• [What you need to do] Restate the whole listing word for word. Pictures are left out.

• [Records for this exercise]
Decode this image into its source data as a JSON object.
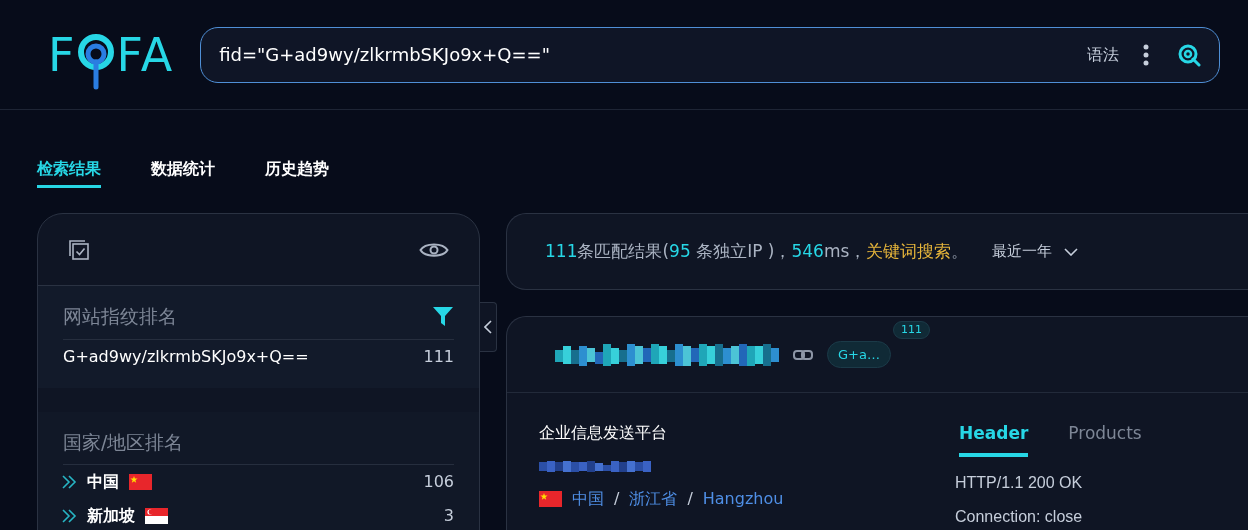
{
  "logo": {
    "text_before": "F",
    "text_after": "FA"
  },
  "search": {
    "value": "fid=\"G+ad9wy/zlkrmbSKJo9x+Q==\"",
    "syntax_label": "语法"
  },
  "tabs": [
    {
      "label": "检索结果",
      "selected": true
    },
    {
      "label": "数据统计",
      "selected": false
    },
    {
      "label": "历史趋势",
      "selected": false
    }
  ],
  "sidebar": {
    "sections": [
      {
        "title": "网站指纹排名",
        "filter": true,
        "rows": [
          {
            "label": "G+ad9wy/zlkrmbSKJo9x+Q==",
            "count": "111"
          }
        ]
      },
      {
        "title": "国家/地区排名",
        "filter": false,
        "rows": [
          {
            "label": "中国",
            "count": "106",
            "flag": {
              "kind": "cn"
            }
          },
          {
            "label": "新加坡",
            "count": "3",
            "flag": {
              "kind": "sg"
            }
          }
        ]
      }
    ]
  },
  "summary": {
    "segments": [
      {
        "kind": "number",
        "text": "111"
      },
      {
        "kind": "text",
        "text": "条匹配结果("
      },
      {
        "kind": "number",
        "text": "95"
      },
      {
        "kind": "text",
        "text": " 条独立IP )，"
      },
      {
        "kind": "number",
        "text": "546"
      },
      {
        "kind": "text",
        "text": "ms，"
      },
      {
        "kind": "keyword",
        "text": "关键词搜索"
      },
      {
        "kind": "text",
        "text": "。"
      }
    ],
    "range": "最近一年"
  },
  "result": {
    "tag": "G+a…",
    "tag_count": "111",
    "title": "企业信息发送平台",
    "location": [
      {
        "text": "中国"
      },
      {
        "separator": "/",
        "text": "浙江省"
      },
      {
        "separator": "/",
        "text": "Hangzhou"
      }
    ],
    "flag": {
      "kind": "cn"
    },
    "tabs": [
      {
        "label": "Header",
        "selected": true
      },
      {
        "label": "Products",
        "selected": false
      }
    ],
    "header_lines": [
      "HTTP/1.1 200 OK",
      "Connection: close"
    ]
  }
}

• [The response]
Decode this image into its source data as a JSON object.
{
  "logo": {
    "text_before": "F",
    "text_after": "FA"
  },
  "search": {
    "value": "fid=\"G+ad9wy/zlkrmbSKJo9x+Q==\"",
    "syntax_label": "语法"
  },
  "tabs": [
    {
      "label": "检索结果",
      "selected": true
    },
    {
      "label": "数据统计",
      "selected": false
    },
    {
      "label": "历史趋势",
      "selected": false
    }
  ],
  "sidebar": {
    "sections": [
      {
        "title": "网站指纹排名",
        "filter": true,
        "rows": [
          {
            "label": "G+ad9wy/zlkrmbSKJo9x+Q==",
            "count": "111"
          }
        ]
      },
      {
        "title": "国家/地区排名",
        "filter": false,
        "rows": [
          {
            "label": "中国",
            "count": "106",
            "flag": {
              "kind": "cn"
            }
          },
          {
            "label": "新加坡",
            "count": "3",
            "flag": {
              "kind": "sg"
            }
          }
        ]
      }
    ]
  },
  "summary": {
    "segments": [
      {
        "kind": "number",
        "text": "111"
      },
      {
        "kind": "text",
        "text": "条匹配结果("
      },
      {
        "kind": "number",
        "text": "95"
      },
      {
        "kind": "text",
        "text": " 条独立IP )，"
      },
      {
        "kind": "number",
        "text": "546"
      },
      {
        "kind": "text",
        "text": "ms，"
      },
      {
        "kind": "keyword",
        "text": "关键词搜索"
      },
      {
        "kind": "text",
        "text": "。"
      }
    ],
    "range": "最近一年"
  },
  "result": {
    "tag": "G+a…",
    "tag_count": "111",
    "title": "企业信息发送平台",
    "location": [
      {
        "text": "中国"
      },
      {
        "separator": "/",
        "text": "浙江省"
      },
      {
        "separator": "/",
        "text": "Hangzhou"
      }
    ],
    "flag": {
      "kind": "cn"
    },
    "tabs": [
      {
        "label": "Header",
        "selected": true
      },
      {
        "label": "Products",
        "selected": false
      }
    ],
    "header_lines": [
      "HTTP/1.1 200 OK",
      "Connection: close"
    ]
  }
}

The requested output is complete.